> _WHAT IS REQUIRED_
Write out all the material exactly. Leave nothing out.
◆ ◆ ◆
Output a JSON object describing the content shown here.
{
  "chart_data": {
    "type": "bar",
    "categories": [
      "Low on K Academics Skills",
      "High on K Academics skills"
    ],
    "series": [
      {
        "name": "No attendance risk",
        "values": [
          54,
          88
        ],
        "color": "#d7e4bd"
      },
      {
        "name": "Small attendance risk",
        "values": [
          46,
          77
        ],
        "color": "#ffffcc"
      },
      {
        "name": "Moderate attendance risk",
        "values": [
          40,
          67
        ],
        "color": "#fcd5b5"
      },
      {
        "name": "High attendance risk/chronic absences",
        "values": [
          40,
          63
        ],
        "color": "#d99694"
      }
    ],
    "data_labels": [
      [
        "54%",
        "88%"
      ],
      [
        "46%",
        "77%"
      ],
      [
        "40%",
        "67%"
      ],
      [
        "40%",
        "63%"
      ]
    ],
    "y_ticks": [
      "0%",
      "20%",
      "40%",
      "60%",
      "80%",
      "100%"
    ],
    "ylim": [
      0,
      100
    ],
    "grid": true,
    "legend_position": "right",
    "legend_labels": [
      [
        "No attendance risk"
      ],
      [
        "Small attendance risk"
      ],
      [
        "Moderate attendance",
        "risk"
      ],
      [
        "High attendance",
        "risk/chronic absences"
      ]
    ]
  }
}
◆ ◆ ◆
> _OUTPUT BELOW_
Output a JSON object describing the content shown here.
{
  "chart_data": {
    "type": "bar",
    "categories": [
      "Low on K Academics Skills",
      "High on K Academics skills"
    ],
    "series": [
      {
        "name": "No attendance risk",
        "values": [
          54,
          88
        ],
        "color": "#d7e4bd"
      },
      {
        "name": "Small attendance risk",
        "values": [
          46,
          77
        ],
        "color": "#ffffcc"
      },
      {
        "name": "Moderate attendance risk",
        "values": [
          40,
          67
        ],
        "color": "#fcd5b5"
      },
      {
        "name": "High attendance risk/chronic absences",
        "values": [
          40,
          63
        ],
        "color": "#d99694"
      }
    ],
    "data_labels": [
      [
        "54%",
        "88%"
      ],
      [
        "46%",
        "77%"
      ],
      [
        "40%",
        "67%"
      ],
      [
        "40%",
        "63%"
      ]
    ],
    "y_ticks": [
      "0%",
      "20%",
      "40%",
      "60%",
      "80%",
      "100%"
    ],
    "ylim": [
      0,
      100
    ],
    "grid": true,
    "legend_position": "right",
    "legend_labels": [
      [
        "No attendance risk"
      ],
      [
        "Small attendance risk"
      ],
      [
        "Moderate attendance",
        "risk"
      ],
      [
        "High attendance",
        "risk/chronic absences"
      ]
    ]
  }
}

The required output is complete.